(Excerpt from a dataset)
★ ★ ★
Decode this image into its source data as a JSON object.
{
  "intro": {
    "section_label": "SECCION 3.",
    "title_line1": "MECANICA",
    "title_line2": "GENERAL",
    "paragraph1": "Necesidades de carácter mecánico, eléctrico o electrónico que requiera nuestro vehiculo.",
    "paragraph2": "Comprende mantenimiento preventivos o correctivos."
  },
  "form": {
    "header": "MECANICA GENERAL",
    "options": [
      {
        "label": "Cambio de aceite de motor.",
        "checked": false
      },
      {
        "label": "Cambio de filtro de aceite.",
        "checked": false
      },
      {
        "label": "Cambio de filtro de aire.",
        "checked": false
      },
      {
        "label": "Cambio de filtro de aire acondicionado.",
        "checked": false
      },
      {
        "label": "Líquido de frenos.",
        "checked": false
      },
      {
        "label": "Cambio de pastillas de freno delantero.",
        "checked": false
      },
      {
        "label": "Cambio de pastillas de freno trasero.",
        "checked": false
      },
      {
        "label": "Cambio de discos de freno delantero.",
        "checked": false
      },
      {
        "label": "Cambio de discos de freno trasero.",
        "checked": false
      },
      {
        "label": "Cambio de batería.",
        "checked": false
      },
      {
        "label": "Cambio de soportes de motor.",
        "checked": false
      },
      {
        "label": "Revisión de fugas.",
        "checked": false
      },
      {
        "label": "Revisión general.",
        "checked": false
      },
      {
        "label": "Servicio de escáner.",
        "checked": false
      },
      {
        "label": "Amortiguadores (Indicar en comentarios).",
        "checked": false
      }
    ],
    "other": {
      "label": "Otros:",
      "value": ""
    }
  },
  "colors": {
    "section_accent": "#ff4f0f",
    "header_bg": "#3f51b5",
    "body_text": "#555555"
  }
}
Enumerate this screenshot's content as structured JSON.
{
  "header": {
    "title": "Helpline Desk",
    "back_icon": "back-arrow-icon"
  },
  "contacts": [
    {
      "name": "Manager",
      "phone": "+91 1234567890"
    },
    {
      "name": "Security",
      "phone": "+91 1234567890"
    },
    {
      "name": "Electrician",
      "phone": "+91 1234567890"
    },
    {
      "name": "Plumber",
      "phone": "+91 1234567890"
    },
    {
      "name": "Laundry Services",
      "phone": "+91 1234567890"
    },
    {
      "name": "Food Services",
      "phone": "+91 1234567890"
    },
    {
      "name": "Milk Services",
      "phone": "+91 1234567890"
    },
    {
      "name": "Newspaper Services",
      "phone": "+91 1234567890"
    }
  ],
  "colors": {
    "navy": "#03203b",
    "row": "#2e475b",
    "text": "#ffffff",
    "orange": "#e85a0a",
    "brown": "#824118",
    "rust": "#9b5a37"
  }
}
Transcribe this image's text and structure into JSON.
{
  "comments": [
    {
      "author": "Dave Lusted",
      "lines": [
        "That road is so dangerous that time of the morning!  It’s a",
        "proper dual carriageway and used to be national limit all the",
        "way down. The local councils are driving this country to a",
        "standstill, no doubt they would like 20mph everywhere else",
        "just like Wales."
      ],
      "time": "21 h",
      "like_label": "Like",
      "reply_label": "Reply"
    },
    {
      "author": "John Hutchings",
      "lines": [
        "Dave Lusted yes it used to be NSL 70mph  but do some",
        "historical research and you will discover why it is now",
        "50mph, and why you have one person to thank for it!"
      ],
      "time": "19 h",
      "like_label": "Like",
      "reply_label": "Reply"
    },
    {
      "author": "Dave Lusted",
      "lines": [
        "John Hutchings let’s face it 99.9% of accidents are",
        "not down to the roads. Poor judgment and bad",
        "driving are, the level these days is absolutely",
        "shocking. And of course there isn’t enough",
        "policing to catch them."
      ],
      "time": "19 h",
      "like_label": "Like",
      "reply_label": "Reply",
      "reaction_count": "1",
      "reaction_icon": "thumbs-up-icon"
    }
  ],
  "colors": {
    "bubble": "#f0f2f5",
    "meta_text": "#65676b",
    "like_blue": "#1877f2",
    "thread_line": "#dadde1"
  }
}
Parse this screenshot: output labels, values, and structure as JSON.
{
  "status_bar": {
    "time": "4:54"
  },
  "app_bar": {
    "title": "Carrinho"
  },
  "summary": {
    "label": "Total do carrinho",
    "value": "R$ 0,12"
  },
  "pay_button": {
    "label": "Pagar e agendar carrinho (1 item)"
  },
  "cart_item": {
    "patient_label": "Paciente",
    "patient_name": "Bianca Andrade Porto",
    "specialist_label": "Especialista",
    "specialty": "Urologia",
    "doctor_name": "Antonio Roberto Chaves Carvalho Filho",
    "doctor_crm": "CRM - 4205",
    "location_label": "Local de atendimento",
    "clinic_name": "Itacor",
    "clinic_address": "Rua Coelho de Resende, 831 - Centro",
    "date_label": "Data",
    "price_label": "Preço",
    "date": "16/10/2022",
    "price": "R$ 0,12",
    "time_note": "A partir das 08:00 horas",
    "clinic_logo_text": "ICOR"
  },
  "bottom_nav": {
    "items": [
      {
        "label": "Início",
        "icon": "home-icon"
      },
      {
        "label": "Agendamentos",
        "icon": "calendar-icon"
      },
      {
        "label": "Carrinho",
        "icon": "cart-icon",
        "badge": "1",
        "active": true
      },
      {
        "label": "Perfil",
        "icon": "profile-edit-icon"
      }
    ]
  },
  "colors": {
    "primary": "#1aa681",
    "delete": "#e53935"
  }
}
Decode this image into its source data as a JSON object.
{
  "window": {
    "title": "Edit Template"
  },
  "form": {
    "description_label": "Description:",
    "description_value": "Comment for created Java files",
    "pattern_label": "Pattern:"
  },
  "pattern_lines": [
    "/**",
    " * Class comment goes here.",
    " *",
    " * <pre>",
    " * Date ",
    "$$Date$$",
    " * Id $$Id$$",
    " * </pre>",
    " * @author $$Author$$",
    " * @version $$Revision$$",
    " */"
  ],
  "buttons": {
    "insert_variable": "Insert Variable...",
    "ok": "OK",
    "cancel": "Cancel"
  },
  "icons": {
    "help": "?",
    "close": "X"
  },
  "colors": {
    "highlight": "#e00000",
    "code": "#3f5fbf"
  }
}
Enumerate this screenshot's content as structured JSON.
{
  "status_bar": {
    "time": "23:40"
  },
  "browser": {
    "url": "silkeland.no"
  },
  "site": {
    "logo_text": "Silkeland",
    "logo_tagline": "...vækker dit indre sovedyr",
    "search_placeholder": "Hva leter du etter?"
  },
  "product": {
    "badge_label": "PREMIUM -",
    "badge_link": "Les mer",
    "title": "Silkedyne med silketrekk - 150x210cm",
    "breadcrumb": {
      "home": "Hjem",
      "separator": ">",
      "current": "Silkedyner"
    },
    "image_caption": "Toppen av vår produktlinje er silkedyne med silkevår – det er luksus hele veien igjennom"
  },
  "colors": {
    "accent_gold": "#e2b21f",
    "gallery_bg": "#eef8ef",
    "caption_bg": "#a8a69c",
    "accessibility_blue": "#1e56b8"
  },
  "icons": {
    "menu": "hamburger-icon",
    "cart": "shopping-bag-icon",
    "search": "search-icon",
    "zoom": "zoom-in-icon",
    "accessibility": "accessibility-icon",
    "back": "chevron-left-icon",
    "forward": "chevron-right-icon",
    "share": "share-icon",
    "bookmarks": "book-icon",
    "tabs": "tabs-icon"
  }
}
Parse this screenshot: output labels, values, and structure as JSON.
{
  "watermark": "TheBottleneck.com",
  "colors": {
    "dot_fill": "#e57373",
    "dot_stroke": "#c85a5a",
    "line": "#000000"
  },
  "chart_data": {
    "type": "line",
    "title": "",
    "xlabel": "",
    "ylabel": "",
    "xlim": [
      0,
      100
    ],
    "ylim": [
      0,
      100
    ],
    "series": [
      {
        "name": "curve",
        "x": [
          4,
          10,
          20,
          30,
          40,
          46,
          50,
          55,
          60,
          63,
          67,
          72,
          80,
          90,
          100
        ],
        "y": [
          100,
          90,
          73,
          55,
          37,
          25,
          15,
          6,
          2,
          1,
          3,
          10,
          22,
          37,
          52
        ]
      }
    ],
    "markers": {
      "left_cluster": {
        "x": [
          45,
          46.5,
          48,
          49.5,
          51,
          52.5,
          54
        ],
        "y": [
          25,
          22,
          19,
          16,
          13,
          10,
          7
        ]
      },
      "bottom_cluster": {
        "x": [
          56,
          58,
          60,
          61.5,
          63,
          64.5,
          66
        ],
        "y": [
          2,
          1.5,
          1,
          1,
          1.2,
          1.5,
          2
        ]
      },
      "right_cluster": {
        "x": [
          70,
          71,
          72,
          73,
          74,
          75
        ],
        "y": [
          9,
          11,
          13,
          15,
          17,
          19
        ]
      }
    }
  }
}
★ ★ ★
Which lines include the word "Cambio"? List them all.

* WORKED ANSWER
        "label": "Cambio de aceite de motor.",
        "label": "Cambio de filtro de aceite.",
        "label": "Cambio de filtro de aire.",
        "label": "Cambio de filtro de aire acondicionado.",
        "label": "Cambio de pastillas de freno delantero.",
        "label": "Cambio de pastillas de freno trasero.",
        "label": "Cambio de discos de freno delantero.",
        "label": "Cambio de discos de freno trasero.",
        "label": "Cambio de batería.",
        "label": "Cambio de soportes de motor.",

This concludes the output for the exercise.